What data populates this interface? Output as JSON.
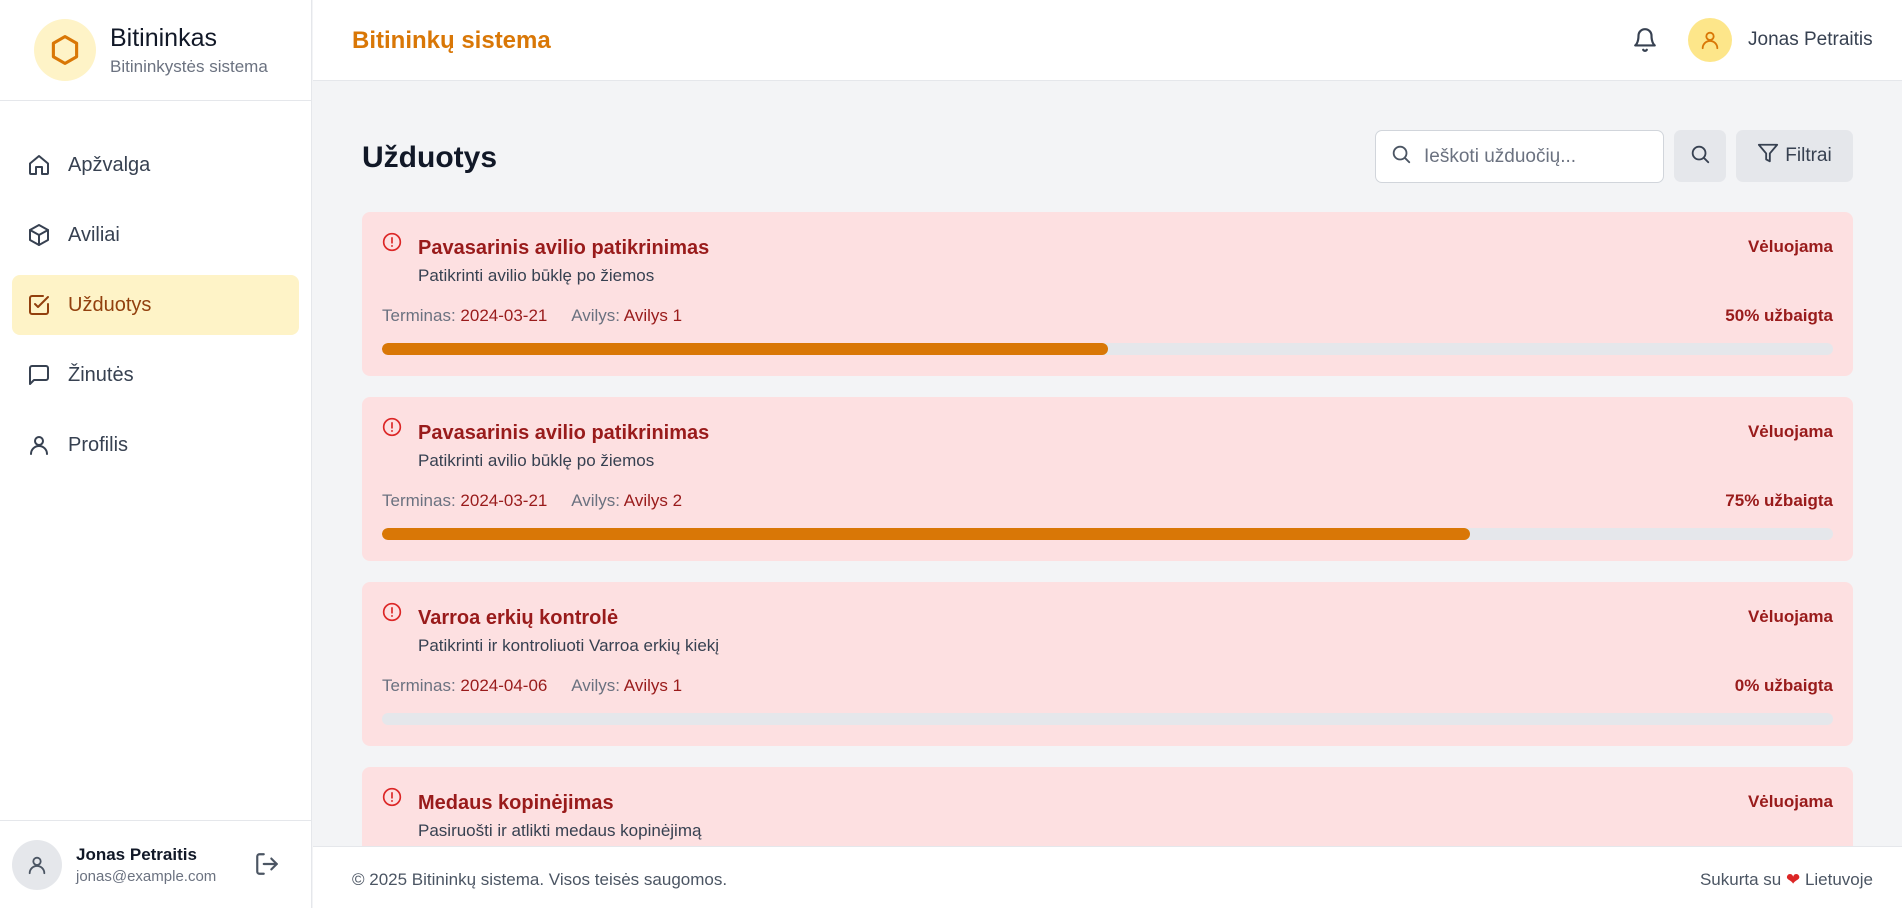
{
  "brand": {
    "name": "Bitininkas",
    "subtitle": "Bitininkystės sistema",
    "logo_icon": "hexagon-icon",
    "accent_color": "#d97706"
  },
  "sidebar": {
    "items": [
      {
        "label": "Apžvalga",
        "icon": "home-icon",
        "active": false
      },
      {
        "label": "Aviliai",
        "icon": "box-icon",
        "active": false
      },
      {
        "label": "Užduotys",
        "icon": "check-square-icon",
        "active": true
      },
      {
        "label": "Žinutės",
        "icon": "message-icon",
        "active": false
      },
      {
        "label": "Profilis",
        "icon": "user-icon",
        "active": false
      }
    ],
    "user": {
      "name": "Jonas Petraitis",
      "email": "jonas@example.com"
    }
  },
  "header": {
    "title": "Bitininkų sistema",
    "user_name": "Jonas Petraitis"
  },
  "main": {
    "page_title": "Užduotys",
    "search_placeholder": "Ieškoti užduočių...",
    "filter_label": "Filtrai",
    "tasks": [
      {
        "title": "Pavasarinis avilio patikrinimas",
        "description": "Patikrinti avilio būklę po žiemos",
        "status": "Vėluojama",
        "deadline_label": "Terminas:",
        "deadline": "2024-03-21",
        "hive_label": "Avilys:",
        "hive": "Avilys 1",
        "progress_text": "50% užbaigta",
        "progress": 0.5
      },
      {
        "title": "Pavasarinis avilio patikrinimas",
        "description": "Patikrinti avilio būklę po žiemos",
        "status": "Vėluojama",
        "deadline_label": "Terminas:",
        "deadline": "2024-03-21",
        "hive_label": "Avilys:",
        "hive": "Avilys 2",
        "progress_text": "75% užbaigta",
        "progress": 0.75
      },
      {
        "title": "Varroa erkių kontrolė",
        "description": "Patikrinti ir kontroliuoti Varroa erkių kiekį",
        "status": "Vėluojama",
        "deadline_label": "Terminas:",
        "deadline": "2024-04-06",
        "hive_label": "Avilys:",
        "hive": "Avilys 1",
        "progress_text": "0% užbaigta",
        "progress": 0
      },
      {
        "title": "Medaus kopinėjimas",
        "description": "Pasiruošti ir atlikti medaus kopinėjimą",
        "status": "Vėluojama"
      }
    ]
  },
  "footer": {
    "copyright": "© 2025 Bitininkų sistema. Visos teisės saugomos.",
    "made_prefix": "Sukurta su",
    "heart": "❤",
    "made_suffix": "Lietuvoje"
  }
}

Set problem
Make an exact copy of every record, pictures excluded.

The answer
What data populates this interface? Output as JSON.
{
  "brand": {
    "name": "Bitininkas",
    "subtitle": "Bitininkystės sistema",
    "logo_icon": "hexagon-icon",
    "accent_color": "#d97706"
  },
  "sidebar": {
    "items": [
      {
        "label": "Apžvalga",
        "icon": "home-icon",
        "active": false
      },
      {
        "label": "Aviliai",
        "icon": "box-icon",
        "active": false
      },
      {
        "label": "Užduotys",
        "icon": "check-square-icon",
        "active": true
      },
      {
        "label": "Žinutės",
        "icon": "message-icon",
        "active": false
      },
      {
        "label": "Profilis",
        "icon": "user-icon",
        "active": false
      }
    ],
    "user": {
      "name": "Jonas Petraitis",
      "email": "jonas@example.com"
    }
  },
  "header": {
    "title": "Bitininkų sistema",
    "user_name": "Jonas Petraitis"
  },
  "main": {
    "page_title": "Užduotys",
    "search_placeholder": "Ieškoti užduočių...",
    "filter_label": "Filtrai",
    "tasks": [
      {
        "title": "Pavasarinis avilio patikrinimas",
        "description": "Patikrinti avilio būklę po žiemos",
        "status": "Vėluojama",
        "deadline_label": "Terminas:",
        "deadline": "2024-03-21",
        "hive_label": "Avilys:",
        "hive": "Avilys 1",
        "progress_text": "50% užbaigta",
        "progress": 0.5
      },
      {
        "title": "Pavasarinis avilio patikrinimas",
        "description": "Patikrinti avilio būklę po žiemos",
        "status": "Vėluojama",
        "deadline_label": "Terminas:",
        "deadline": "2024-03-21",
        "hive_label": "Avilys:",
        "hive": "Avilys 2",
        "progress_text": "75% užbaigta",
        "progress": 0.75
      },
      {
        "title": "Varroa erkių kontrolė",
        "description": "Patikrinti ir kontroliuoti Varroa erkių kiekį",
        "status": "Vėluojama",
        "deadline_label": "Terminas:",
        "deadline": "2024-04-06",
        "hive_label": "Avilys:",
        "hive": "Avilys 1",
        "progress_text": "0% užbaigta",
        "progress": 0
      },
      {
        "title": "Medaus kopinėjimas",
        "description": "Pasiruošti ir atlikti medaus kopinėjimą",
        "status": "Vėluojama"
      }
    ]
  },
  "footer": {
    "copyright": "© 2025 Bitininkų sistema. Visos teisės saugomos.",
    "made_prefix": "Sukurta su",
    "heart": "❤",
    "made_suffix": "Lietuvoje"
  }
}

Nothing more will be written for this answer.